*** Data for processing ***
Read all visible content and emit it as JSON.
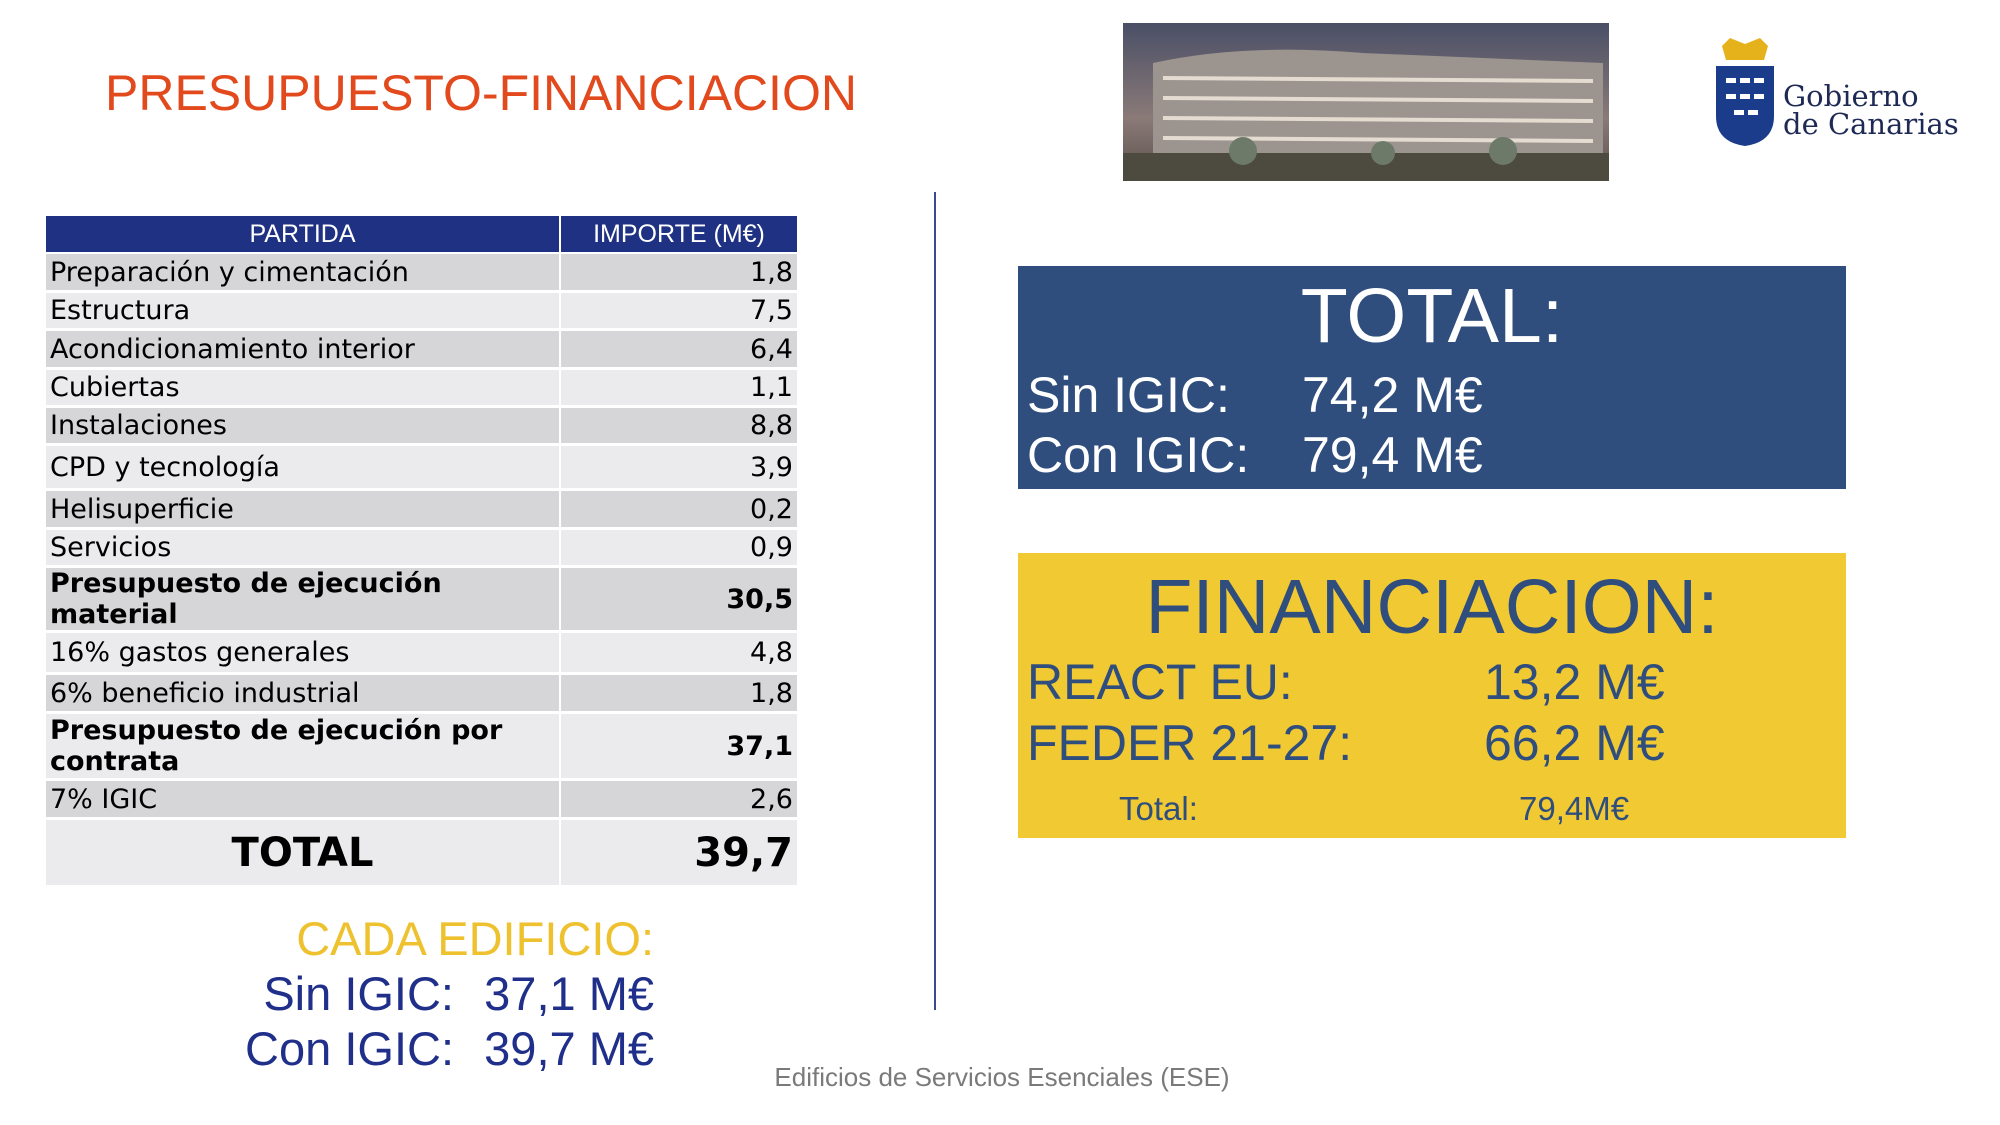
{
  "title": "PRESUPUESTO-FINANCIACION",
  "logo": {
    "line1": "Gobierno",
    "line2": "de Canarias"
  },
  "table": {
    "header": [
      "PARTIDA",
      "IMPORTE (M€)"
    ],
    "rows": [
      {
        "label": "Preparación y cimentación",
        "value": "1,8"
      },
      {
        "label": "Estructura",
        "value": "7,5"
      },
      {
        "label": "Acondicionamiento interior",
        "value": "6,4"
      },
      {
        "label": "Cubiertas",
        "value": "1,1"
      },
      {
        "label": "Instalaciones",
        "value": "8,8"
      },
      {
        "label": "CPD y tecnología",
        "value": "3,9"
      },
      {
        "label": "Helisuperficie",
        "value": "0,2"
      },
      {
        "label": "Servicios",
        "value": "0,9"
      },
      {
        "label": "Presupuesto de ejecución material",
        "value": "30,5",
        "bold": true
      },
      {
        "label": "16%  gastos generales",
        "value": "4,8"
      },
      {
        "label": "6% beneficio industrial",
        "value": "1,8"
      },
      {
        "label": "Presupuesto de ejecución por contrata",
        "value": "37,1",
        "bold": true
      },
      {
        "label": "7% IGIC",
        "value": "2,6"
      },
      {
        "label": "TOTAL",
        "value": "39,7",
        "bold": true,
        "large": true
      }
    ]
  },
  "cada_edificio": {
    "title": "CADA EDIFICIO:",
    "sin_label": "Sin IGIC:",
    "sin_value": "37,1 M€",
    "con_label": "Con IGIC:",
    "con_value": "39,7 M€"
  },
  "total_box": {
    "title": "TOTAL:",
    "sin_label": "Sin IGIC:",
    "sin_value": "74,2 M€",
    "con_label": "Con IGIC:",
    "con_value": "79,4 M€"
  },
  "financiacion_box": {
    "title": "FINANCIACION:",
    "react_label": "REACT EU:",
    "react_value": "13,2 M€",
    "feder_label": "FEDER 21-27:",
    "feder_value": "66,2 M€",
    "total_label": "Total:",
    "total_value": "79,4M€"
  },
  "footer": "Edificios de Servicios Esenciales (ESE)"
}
***
*** Data for processing ***
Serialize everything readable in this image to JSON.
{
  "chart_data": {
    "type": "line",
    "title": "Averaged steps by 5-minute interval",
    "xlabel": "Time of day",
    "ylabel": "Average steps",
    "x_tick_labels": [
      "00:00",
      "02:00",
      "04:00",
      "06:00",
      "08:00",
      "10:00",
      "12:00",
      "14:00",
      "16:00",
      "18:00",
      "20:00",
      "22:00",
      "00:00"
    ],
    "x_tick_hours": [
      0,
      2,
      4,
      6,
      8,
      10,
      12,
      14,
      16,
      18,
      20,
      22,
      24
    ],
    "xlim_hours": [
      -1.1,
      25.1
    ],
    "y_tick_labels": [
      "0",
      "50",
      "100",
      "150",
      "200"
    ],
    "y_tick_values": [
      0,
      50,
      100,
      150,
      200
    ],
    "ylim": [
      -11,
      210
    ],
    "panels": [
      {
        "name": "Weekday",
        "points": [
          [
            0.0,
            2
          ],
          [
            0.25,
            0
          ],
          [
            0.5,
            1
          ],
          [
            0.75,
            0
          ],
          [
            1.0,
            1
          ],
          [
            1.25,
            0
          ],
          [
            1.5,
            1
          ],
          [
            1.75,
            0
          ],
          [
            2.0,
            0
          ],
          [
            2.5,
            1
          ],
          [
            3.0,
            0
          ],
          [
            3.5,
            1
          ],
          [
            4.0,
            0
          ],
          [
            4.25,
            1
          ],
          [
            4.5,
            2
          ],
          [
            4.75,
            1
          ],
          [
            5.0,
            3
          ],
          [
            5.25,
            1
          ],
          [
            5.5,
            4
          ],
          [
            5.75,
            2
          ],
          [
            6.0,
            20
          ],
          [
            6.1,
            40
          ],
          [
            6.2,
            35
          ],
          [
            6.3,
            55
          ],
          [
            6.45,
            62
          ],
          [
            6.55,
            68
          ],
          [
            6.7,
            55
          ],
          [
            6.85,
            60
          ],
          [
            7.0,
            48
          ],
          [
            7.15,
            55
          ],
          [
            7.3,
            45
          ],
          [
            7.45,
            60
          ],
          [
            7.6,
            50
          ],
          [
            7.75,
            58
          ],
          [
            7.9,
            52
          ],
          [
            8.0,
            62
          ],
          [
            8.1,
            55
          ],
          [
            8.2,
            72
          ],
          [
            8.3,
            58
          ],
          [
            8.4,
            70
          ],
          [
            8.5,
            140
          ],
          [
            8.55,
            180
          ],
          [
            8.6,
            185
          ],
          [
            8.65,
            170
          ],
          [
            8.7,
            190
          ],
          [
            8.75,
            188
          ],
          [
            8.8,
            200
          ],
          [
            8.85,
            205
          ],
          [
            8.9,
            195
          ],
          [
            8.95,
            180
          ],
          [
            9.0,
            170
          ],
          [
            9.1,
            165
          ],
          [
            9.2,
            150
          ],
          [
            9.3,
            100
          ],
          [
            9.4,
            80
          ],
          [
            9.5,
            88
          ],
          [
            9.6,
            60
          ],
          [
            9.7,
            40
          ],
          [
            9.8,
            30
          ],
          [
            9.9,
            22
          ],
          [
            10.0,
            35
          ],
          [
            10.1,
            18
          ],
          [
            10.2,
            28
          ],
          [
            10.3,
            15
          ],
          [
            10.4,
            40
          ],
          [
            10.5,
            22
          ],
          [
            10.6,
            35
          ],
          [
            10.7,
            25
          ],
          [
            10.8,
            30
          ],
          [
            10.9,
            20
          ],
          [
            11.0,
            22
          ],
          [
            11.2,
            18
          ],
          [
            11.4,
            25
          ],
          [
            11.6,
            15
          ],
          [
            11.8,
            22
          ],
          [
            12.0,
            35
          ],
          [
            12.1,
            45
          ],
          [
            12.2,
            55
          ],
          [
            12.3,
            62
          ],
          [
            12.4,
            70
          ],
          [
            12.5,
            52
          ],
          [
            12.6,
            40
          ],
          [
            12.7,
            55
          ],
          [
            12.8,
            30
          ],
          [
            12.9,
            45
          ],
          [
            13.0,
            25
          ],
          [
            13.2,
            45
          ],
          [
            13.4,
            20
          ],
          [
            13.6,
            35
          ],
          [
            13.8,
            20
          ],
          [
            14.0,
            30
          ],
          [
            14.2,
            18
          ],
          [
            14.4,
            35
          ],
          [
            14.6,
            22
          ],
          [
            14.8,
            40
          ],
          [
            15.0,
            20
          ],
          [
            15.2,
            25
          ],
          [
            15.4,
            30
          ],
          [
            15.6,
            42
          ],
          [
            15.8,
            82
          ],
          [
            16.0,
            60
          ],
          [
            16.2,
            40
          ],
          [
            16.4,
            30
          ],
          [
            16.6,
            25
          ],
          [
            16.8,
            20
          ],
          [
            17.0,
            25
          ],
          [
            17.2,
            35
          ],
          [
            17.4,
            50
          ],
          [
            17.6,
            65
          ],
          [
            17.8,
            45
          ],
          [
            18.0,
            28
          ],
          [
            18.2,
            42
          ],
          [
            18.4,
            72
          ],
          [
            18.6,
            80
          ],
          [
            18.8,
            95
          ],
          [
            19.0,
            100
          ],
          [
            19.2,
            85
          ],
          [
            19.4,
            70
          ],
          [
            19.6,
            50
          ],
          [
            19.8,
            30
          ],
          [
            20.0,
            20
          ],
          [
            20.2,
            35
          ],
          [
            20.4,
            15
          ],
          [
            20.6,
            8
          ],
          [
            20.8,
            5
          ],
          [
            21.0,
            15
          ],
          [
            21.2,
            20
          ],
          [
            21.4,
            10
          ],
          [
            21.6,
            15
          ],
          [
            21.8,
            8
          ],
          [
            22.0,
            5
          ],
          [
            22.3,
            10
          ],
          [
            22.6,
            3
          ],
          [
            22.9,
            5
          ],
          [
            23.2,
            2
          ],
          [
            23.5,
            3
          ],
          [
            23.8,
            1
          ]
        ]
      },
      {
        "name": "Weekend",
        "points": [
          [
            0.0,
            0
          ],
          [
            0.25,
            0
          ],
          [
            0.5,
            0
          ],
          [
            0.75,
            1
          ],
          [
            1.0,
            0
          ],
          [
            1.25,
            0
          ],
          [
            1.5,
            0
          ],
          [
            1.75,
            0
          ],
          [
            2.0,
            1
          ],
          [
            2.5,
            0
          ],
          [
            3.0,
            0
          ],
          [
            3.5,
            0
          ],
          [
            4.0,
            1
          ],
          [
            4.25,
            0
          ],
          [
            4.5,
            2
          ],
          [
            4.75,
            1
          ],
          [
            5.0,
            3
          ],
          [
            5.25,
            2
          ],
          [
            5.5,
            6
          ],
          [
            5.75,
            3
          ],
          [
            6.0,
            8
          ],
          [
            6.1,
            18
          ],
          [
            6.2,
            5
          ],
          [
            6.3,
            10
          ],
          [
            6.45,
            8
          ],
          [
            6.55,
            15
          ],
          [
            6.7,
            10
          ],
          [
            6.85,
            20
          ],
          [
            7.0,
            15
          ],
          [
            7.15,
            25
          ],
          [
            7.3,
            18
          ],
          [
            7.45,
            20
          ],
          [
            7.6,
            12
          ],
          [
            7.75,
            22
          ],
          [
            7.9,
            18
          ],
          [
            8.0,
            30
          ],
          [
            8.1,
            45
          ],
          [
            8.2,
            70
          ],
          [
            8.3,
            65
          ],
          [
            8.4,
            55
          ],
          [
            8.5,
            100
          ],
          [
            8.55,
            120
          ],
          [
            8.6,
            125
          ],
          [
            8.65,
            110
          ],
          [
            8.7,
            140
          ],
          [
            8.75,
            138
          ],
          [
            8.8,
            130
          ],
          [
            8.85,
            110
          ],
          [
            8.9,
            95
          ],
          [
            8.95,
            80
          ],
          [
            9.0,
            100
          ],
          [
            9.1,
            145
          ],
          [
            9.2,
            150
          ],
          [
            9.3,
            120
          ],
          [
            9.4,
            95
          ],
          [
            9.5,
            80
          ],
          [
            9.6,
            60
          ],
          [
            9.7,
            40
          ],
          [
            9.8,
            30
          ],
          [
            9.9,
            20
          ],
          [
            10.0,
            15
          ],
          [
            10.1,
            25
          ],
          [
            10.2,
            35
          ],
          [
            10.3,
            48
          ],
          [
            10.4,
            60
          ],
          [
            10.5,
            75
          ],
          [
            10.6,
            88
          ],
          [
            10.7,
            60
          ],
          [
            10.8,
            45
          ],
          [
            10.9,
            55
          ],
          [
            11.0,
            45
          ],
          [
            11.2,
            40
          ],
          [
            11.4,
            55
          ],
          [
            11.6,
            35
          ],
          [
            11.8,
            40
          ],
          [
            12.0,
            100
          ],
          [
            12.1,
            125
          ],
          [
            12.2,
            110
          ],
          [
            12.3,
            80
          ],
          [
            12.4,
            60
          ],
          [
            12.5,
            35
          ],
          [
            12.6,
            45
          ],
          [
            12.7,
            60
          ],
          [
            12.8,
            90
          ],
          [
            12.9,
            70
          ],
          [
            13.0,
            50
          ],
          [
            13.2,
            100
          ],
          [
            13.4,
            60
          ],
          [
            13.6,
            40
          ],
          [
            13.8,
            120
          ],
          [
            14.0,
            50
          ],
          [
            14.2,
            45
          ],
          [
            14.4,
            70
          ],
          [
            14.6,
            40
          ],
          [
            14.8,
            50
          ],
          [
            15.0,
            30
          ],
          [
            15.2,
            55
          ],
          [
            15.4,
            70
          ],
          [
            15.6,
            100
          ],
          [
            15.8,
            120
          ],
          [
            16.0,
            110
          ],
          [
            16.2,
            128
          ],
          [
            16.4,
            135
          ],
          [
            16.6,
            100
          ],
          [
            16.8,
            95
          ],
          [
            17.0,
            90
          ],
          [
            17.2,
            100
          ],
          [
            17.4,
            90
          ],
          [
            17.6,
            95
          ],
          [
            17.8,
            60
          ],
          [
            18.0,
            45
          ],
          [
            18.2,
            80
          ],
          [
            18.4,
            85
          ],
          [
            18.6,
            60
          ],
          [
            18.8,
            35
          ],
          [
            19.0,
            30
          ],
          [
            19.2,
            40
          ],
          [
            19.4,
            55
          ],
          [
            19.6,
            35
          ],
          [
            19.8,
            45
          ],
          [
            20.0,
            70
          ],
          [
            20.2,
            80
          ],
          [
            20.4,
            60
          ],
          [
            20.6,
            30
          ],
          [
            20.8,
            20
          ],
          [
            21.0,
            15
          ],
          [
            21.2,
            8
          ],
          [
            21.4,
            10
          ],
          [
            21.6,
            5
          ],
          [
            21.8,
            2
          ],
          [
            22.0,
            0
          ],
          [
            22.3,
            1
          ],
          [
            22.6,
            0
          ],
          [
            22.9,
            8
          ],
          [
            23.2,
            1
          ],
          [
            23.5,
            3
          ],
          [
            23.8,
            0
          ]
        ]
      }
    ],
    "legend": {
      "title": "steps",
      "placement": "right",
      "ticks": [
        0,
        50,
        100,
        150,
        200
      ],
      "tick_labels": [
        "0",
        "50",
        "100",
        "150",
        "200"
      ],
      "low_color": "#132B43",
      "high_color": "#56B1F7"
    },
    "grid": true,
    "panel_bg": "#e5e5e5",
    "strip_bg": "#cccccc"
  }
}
***
* _Exercise directions_
Identify each line in the entries with the word "JSON" and copy it.

* _Solution_
Read all visible content and emit it as JSON.
Serialize everything readable in this image to JSON.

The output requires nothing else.